____ Information supplied

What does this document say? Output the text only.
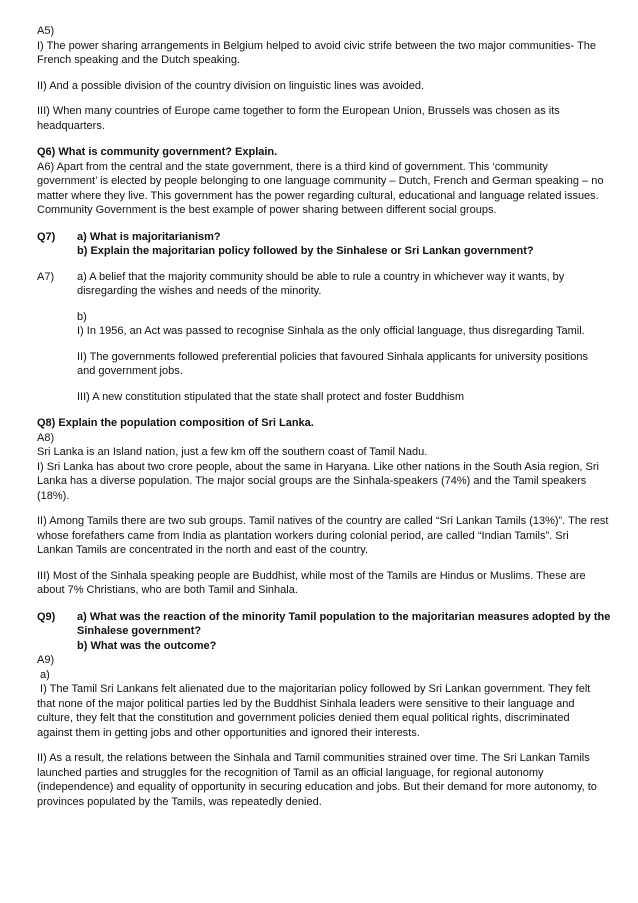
A5)
I) The power sharing arrangements in Belgium helped to avoid civic strife between the two major communities- The
French speaking and the Dutch speaking.
II) And a possible division of the country division on linguistic lines was avoided.
III) When many countries of Europe came together to form the European Union, Brussels was chosen as its
headquarters.
Q6) What is community government? Explain.
A6) Apart from the central and the state government, there is a third kind of government. This ‘community
government’ is elected by people belonging to one language community – Dutch, French and German speaking – no
matter where they live. This government has the power regarding cultural, educational and language related issues.
Community Government is the best example of power sharing between different social groups.
Q7)	a) What is majoritarianism?
b) Explain the majoritarian policy followed by the Sinhalese or Sri Lankan government?
A7)	a) A belief that the majority community should be able to rule a country in whichever way it wants, by
disregarding the wishes and needs of the minority.
b)
I) In 1956, an Act was passed to recognise Sinhala as the only official language, thus disregarding Tamil.
II) The governments followed preferential policies that favoured Sinhala applicants for university positions
and government jobs.
III) A new constitution stipulated that the state shall protect and foster Buddhism
Q8) Explain the population composition of Sri Lanka.
A8)
Sri Lanka is an Island nation, just a few km off the southern coast of Tamil Nadu.
I) Sri Lanka has about two crore people, about the same in Haryana. Like other nations in the South Asia region, Sri
Lanka has a diverse population. The major social groups are the Sinhala-speakers (74%) and the Tamil speakers
(18%).
II) Among Tamils there are two sub groups. Tamil natives of the country are called “Sri Lankan Tamils (13%)”. The rest
whose forefathers came from India as plantation workers during colonial period, are called “Indian Tamils”. Sri
Lankan Tamils are concentrated in the north and east of the country.
III) Most of the Sinhala speaking people are Buddhist, while most of the Tamils are Hindus or Muslims. These are
about 7% Christians, who are both Tamil and Sinhala.
Q9)	a) What was the reaction of the minority Tamil population to the majoritarian measures adopted by the
Sinhalese government?
b) What was the outcome?
A9)
a)
I) The Tamil Sri Lankans felt alienated due to the majoritarian policy followed by Sri Lankan government. They felt
that none of the major political parties led by the Buddhist Sinhala leaders were sensitive to their language and
culture, they felt that the constitution and government policies denied them equal political rights, discriminated
against them in getting jobs and other opportunities and ignored their interests.
II) As a result, the relations between the Sinhala and Tamil communities strained over time. The Sri Lankan Tamils
launched parties and struggles for the recognition of Tamil as an official language, for regional autonomy
(independence) and equality of opportunity in securing education and jobs. But their demand for more autonomy, to
provinces populated by the Tamils, was repeatedly denied.
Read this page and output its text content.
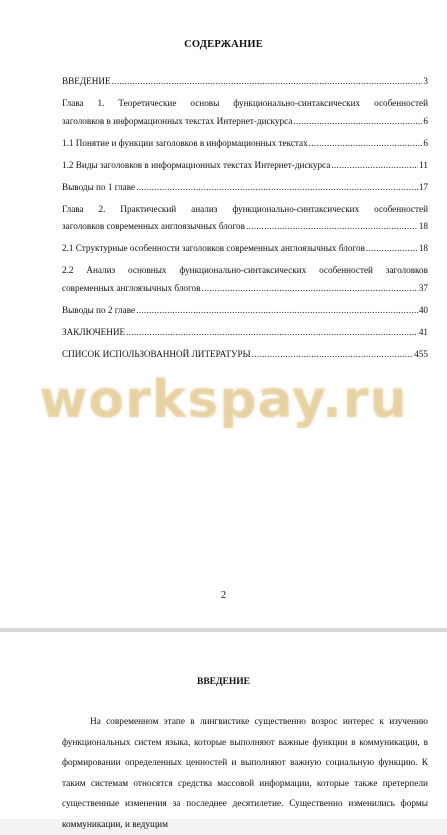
СОДЕРЖАНИЕ
ВВЕДЕНИЕ .....	3
Глава 1. Теоретические основы функционально-синтаксических особенностей
заголовков в информационных текстах Интернет-дискурса .....	6
1.1 Понятие и функции заголовков в информационных текстах .....	6
1.2 Виды заголовков в информационных текстах Интернет-дискурса .....	11
Выводы по 1 главе .....	17
Глава 2. Практический анализ функционально-синтаксических особенностей
заголовков современных англоязычных блогов .....	18
2.1 Структурные особенности заголовков современных англоязычных блогов .....	18
2.2 Анализ основных функционально-синтаксических особенностей заголовков
современных англоязычных блогов .....	37
Выводы по 2 главе .....	40
ЗАКЛЮЧЕНИЕ .....	41
СПИСОК ИСПОЛЬЗОВАННОЙ ЛИТЕРАТУРЫ .....	455
workspay.ru
2
ВВЕДЕНИЕ
На современном этапе в лингвистике существенно возрос интерес к изучению функциональных систем языка, которые выполняют важные функции в коммуникации, в формировании определенных ценностей и выполняют важную социальную функцию. К таким системам относятся средства массовой информации, которые также претерпели существенные изменения за последнее десятилетие. Существенно изменились формы коммуникации, и ведущим
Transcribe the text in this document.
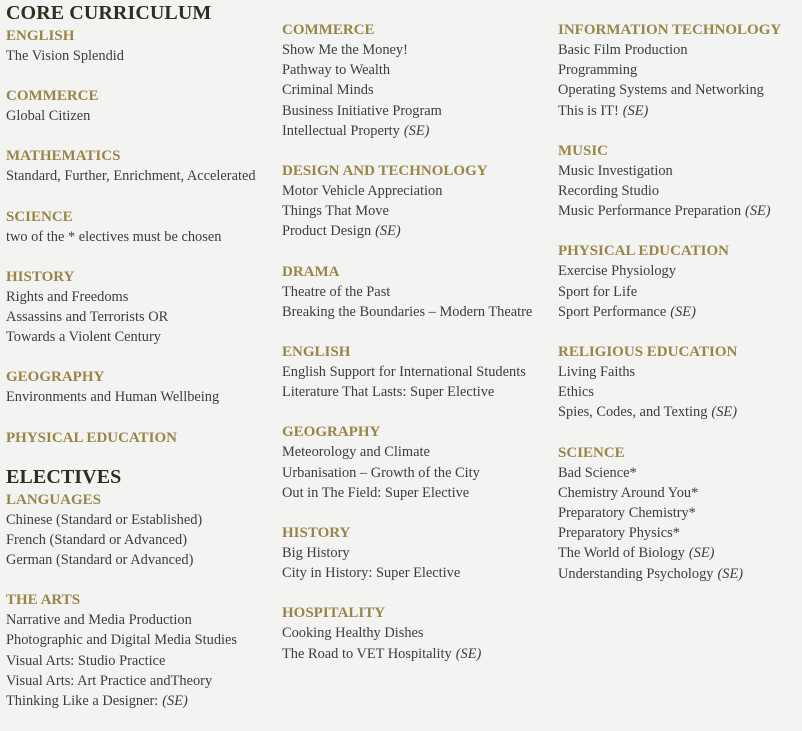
CORE CURRICULUM
ENGLISH
The Vision Splendid
COMMERCE
Global Citizen
MATHEMATICS
Standard, Further, Enrichment, Accelerated
SCIENCE
two of the * electives must be chosen
HISTORY
Rights and Freedoms
Assassins and Terrorists OR
Towards a Violent Century
GEOGRAPHY
Environments and Human Wellbeing
PHYSICAL EDUCATION
ELECTIVES
LANGUAGES
Chinese (Standard or Established)
French (Standard or Advanced)
German (Standard or Advanced)
THE ARTS
Narrative and Media Production
Photographic and Digital Media Studies
Visual Arts: Studio Practice
Visual Arts: Art Practice andTheory
Thinking Like a Designer: (SE)
COMMERCE
Show Me the Money!
Pathway to Wealth
Criminal Minds
Business Initiative Program
Intellectual Property (SE)
DESIGN AND TECHNOLOGY
Motor Vehicle Appreciation
Things That Move
Product Design (SE)
DRAMA
Theatre of the Past
Breaking the Boundaries – Modern Theatre
ENGLISH
English Support for International Students
Literature That Lasts: Super Elective
GEOGRAPHY
Meteorology and Climate
Urbanisation – Growth of the City
Out in The Field: Super Elective
HISTORY
Big History
City in History: Super Elective
HOSPITALITY
Cooking Healthy Dishes
The Road to VET Hospitality (SE)
INFORMATION TECHNOLOGY
Basic Film Production
Programming
Operating Systems and Networking
This is IT! (SE)
MUSIC
Music Investigation
Recording Studio
Music Performance Preparation (SE)
PHYSICAL EDUCATION
Exercise Physiology
Sport for Life
Sport Performance (SE)
RELIGIOUS EDUCATION
Living Faiths
Ethics
Spies, Codes, and Texting (SE)
SCIENCE
Bad Science*
Chemistry Around You*
Preparatory Chemistry*
Preparatory Physics*
The World of Biology (SE)
Understanding Psychology (SE)
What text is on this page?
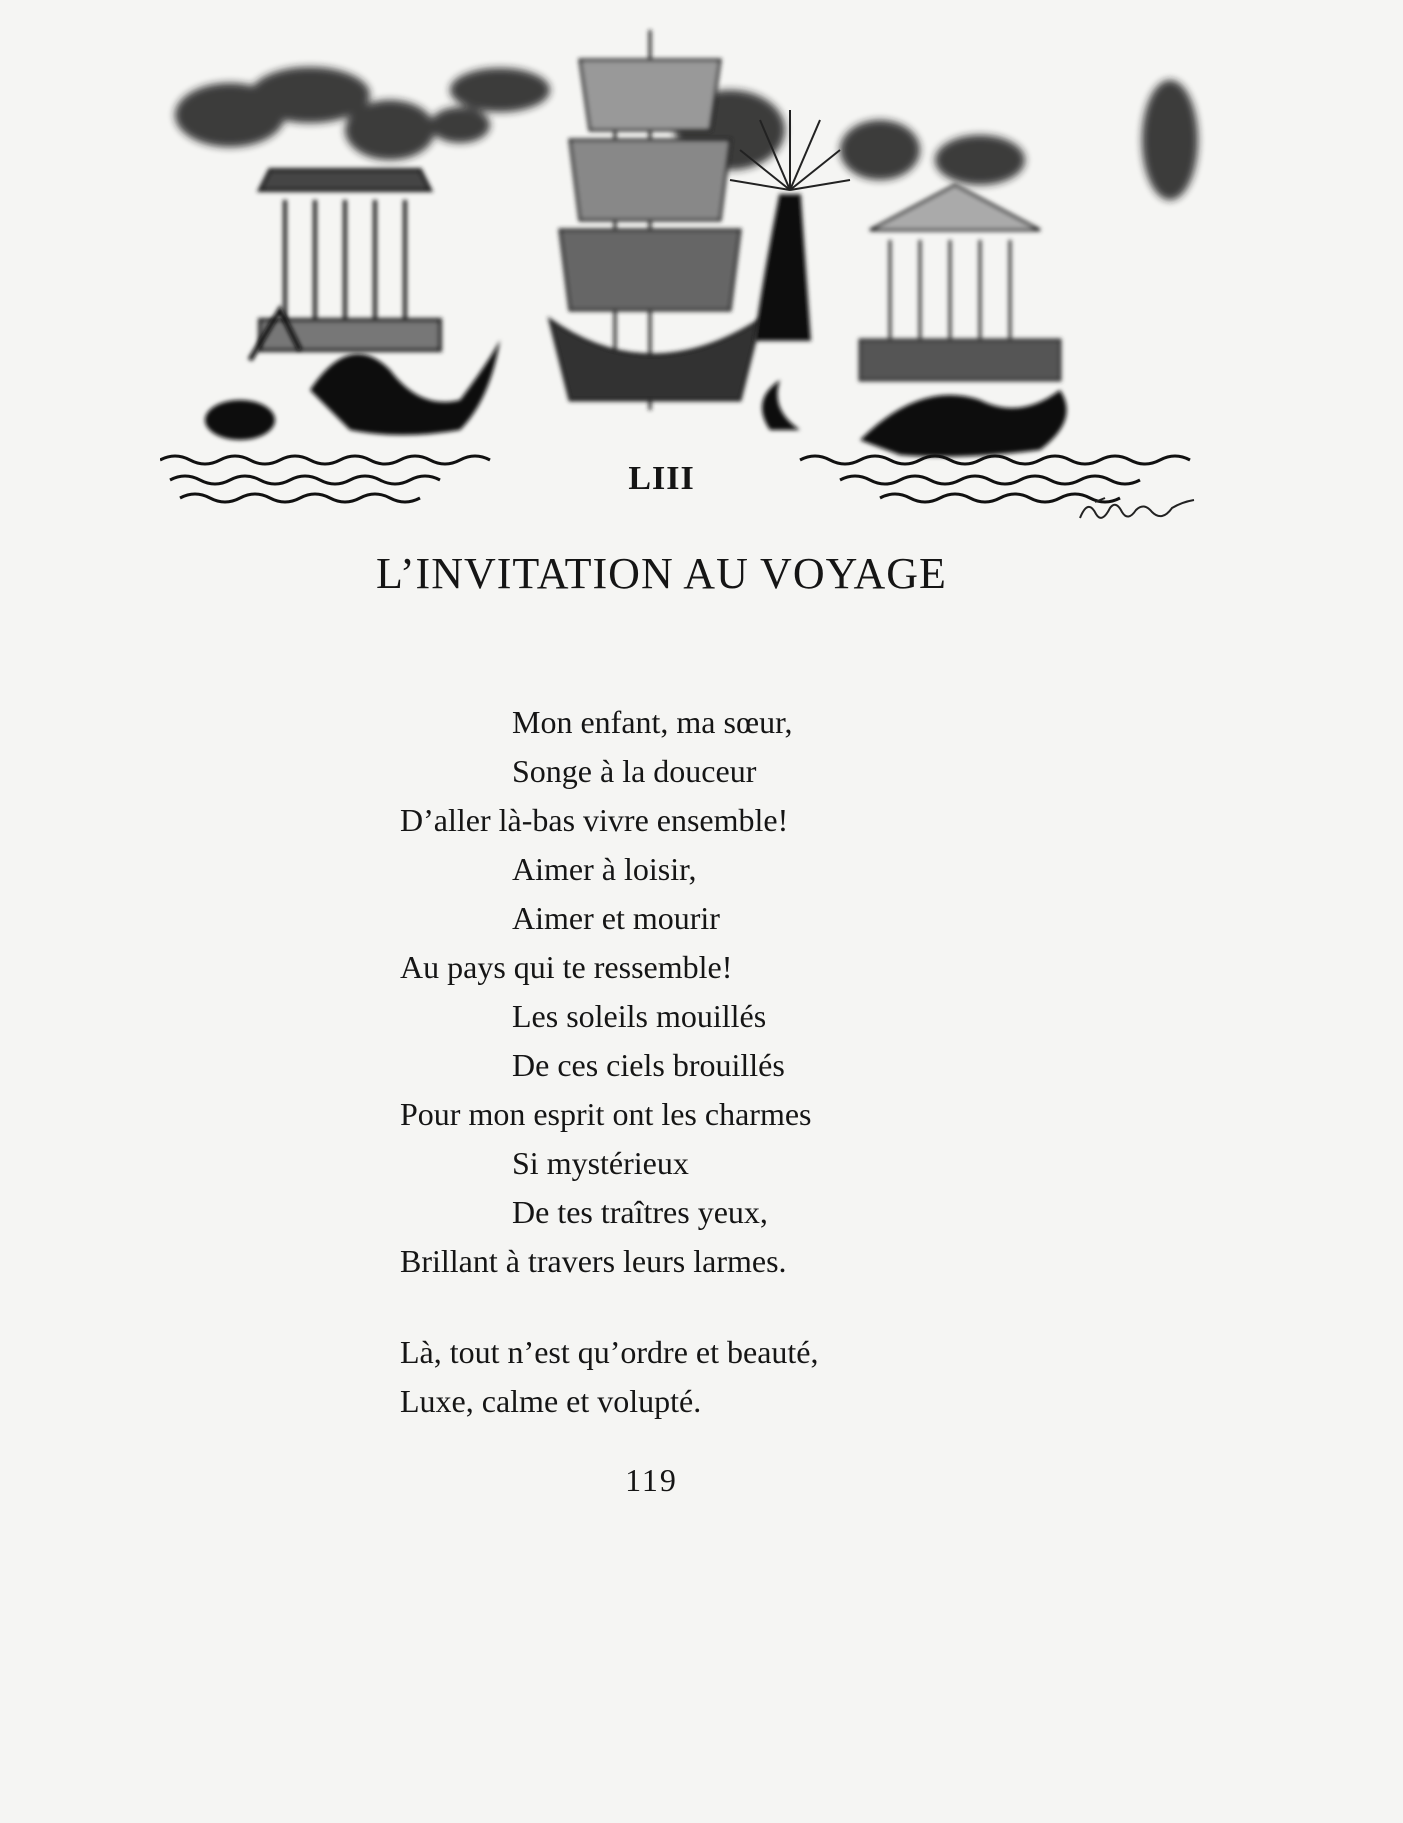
LIII
L’INVITATION AU VOYAGE
Mon enfant, ma sœur,
Songe à la douceur
D’aller là-bas vivre ensemble!
Aimer à loisir,
Aimer et mourir
Au pays qui te ressemble!
Les soleils mouillés
De ces ciels brouillés
Pour mon esprit ont les charmes
Si mystérieux
De tes traîtres yeux,
Brillant à travers leurs larmes.
Là, tout n’est qu’ordre et beauté,
Luxe, calme et volupté.
119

________

__Task__. Your task is to return the entries above exactly, with no pictures.

__In response__.
What does this document say? Output the text only.
A5)
I) The power sharing arrangements in Belgium helped to avoid civic strife between the two major communities- The
French speaking and the Dutch speaking.
II) And a possible division of the country division on linguistic lines was avoided.
III) When many countries of Europe came together to form the European Union, Brussels was chosen as its
headquarters.
Q6) What is community government? Explain.
A6) Apart from the central and the state government, there is a third kind of government. This ‘community
government’ is elected by people belonging to one language community – Dutch, French and German speaking – no
matter where they live. This government has the power regarding cultural, educational and language related issues.
Community Government is the best example of power sharing between different social groups.
Q7)	a) What is majoritarianism?
b) Explain the majoritarian policy followed by the Sinhalese or Sri Lankan government?
A7)	a) A belief that the majority community should be able to rule a country in whichever way it wants, by
disregarding the wishes and needs of the minority.
b)
I) In 1956, an Act was passed to recognise Sinhala as the only official language, thus disregarding Tamil.
II) The governments followed preferential policies that favoured Sinhala applicants for university positions
and government jobs.
III) A new constitution stipulated that the state shall protect and foster Buddhism
Q8) Explain the population composition of Sri Lanka.
A8)
Sri Lanka is an Island nation, just a few km off the southern coast of Tamil Nadu.
I) Sri Lanka has about two crore people, about the same in Haryana. Like other nations in the South Asia region, Sri
Lanka has a diverse population. The major social groups are the Sinhala-speakers (74%) and the Tamil speakers
(18%).
II) Among Tamils there are two sub groups. Tamil natives of the country are called “Sri Lankan Tamils (13%)”. The rest
whose forefathers came from India as plantation workers during colonial period, are called “Indian Tamils”. Sri
Lankan Tamils are concentrated in the north and east of the country.
III) Most of the Sinhala speaking people are Buddhist, while most of the Tamils are Hindus or Muslims. These are
about 7% Christians, who are both Tamil and Sinhala.
Q9)	a) What was the reaction of the minority Tamil population to the majoritarian measures adopted by the
Sinhalese government?
b) What was the outcome?
A9)
a)
I) The Tamil Sri Lankans felt alienated due to the majoritarian policy followed by Sri Lankan government. They felt
that none of the major political parties led by the Buddhist Sinhala leaders were sensitive to their language and
culture, they felt that the constitution and government policies denied them equal political rights, discriminated
against them in getting jobs and other opportunities and ignored their interests.
II) As a result, the relations between the Sinhala and Tamil communities strained over time. The Sri Lankan Tamils
launched parties and struggles for the recognition of Tamil as an official language, for regional autonomy
(independence) and equality of opportunity in securing education and jobs. But their demand for more autonomy, to
provinces populated by the Tamils, was repeatedly denied.
Read this page and output its text content.
СОДЕРЖАНИЕ
ВВЕДЕНИЕ .....	3
Глава 1. Теоретические основы функционально-синтаксических особенностей
заголовков в информационных текстах Интернет-дискурса .....	6
1.1 Понятие и функции заголовков в информационных текстах .....	6
1.2 Виды заголовков в информационных текстах Интернет-дискурса .....	11
Выводы по 1 главе .....	17
Глава 2. Практический анализ функционально-синтаксических особенностей
заголовков современных англоязычных блогов .....	18
2.1 Структурные особенности заголовков современных англоязычных блогов .....	18
2.2 Анализ основных функционально-синтаксических особенностей заголовков
современных англоязычных блогов .....	37
Выводы по 2 главе .....	40
ЗАКЛЮЧЕНИЕ .....	41
СПИСОК ИСПОЛЬЗОВАННОЙ ЛИТЕРАТУРЫ .....	455
workspay.ru
2
ВВЕДЕНИЕ
На современном этапе в лингвистике существенно возрос интерес к изучению функциональных систем языка, которые выполняют важные функции в коммуникации, в формировании определенных ценностей и выполняют важную социальную функцию. К таким системам относятся средства массовой информации, которые также претерпели существенные изменения за последнее десятилетие. Существенно изменились формы коммуникации, и ведущим
Transcribe the text in this document.
CORE CURRICULUM
ENGLISH
The Vision Splendid
COMMERCE
Global Citizen
MATHEMATICS
Standard, Further, Enrichment, Accelerated
SCIENCE
two of the * electives must be chosen
HISTORY
Rights and Freedoms
Assassins and Terrorists OR
Towards a Violent Century
GEOGRAPHY
Environments and Human Wellbeing
PHYSICAL EDUCATION
ELECTIVES
LANGUAGES
Chinese (Standard or Established)
French (Standard or Advanced)
German (Standard or Advanced)
THE ARTS
Narrative and Media Production
Photographic and Digital Media Studies
Visual Arts: Studio Practice
Visual Arts: Art Practice andTheory
Thinking Like a Designer: (SE)
COMMERCE
Show Me the Money!
Pathway to Wealth
Criminal Minds
Business Initiative Program
Intellectual Property (SE)
DESIGN AND TECHNOLOGY
Motor Vehicle Appreciation
Things That Move
Product Design (SE)
DRAMA
Theatre of the Past
Breaking the Boundaries – Modern Theatre
ENGLISH
English Support for International Students
Literature That Lasts: Super Elective
GEOGRAPHY
Meteorology and Climate
Urbanisation – Growth of the City
Out in The Field: Super Elective
HISTORY
Big History
City in History: Super Elective
HOSPITALITY
Cooking Healthy Dishes
The Road to VET Hospitality (SE)
INFORMATION TECHNOLOGY
Basic Film Production
Programming
Operating Systems and Networking
This is IT! (SE)
MUSIC
Music Investigation
Recording Studio
Music Performance Preparation (SE)
PHYSICAL EDUCATION
Exercise Physiology
Sport for Life
Sport Performance (SE)
RELIGIOUS EDUCATION
Living Faiths
Ethics
Spies, Codes, and Texting (SE)
SCIENCE
Bad Science*
Chemistry Around You*
Preparatory Chemistry*
Preparatory Physics*
The World of Biology (SE)
Understanding Psychology (SE)
What text is on this page?
LIII
L’INVITATION AU VOYAGE
Mon enfant, ma sœur,
Songe à la douceur
D’aller là-bas vivre ensemble!
Aimer à loisir,
Aimer et mourir
Au pays qui te ressemble!
Les soleils mouillés
De ces ciels brouillés
Pour mon esprit ont les charmes
Si mystérieux
De tes traîtres yeux,
Brillant à travers leurs larmes.
Là, tout n’est qu’ordre et beauté,
Luxe, calme et volupté.
119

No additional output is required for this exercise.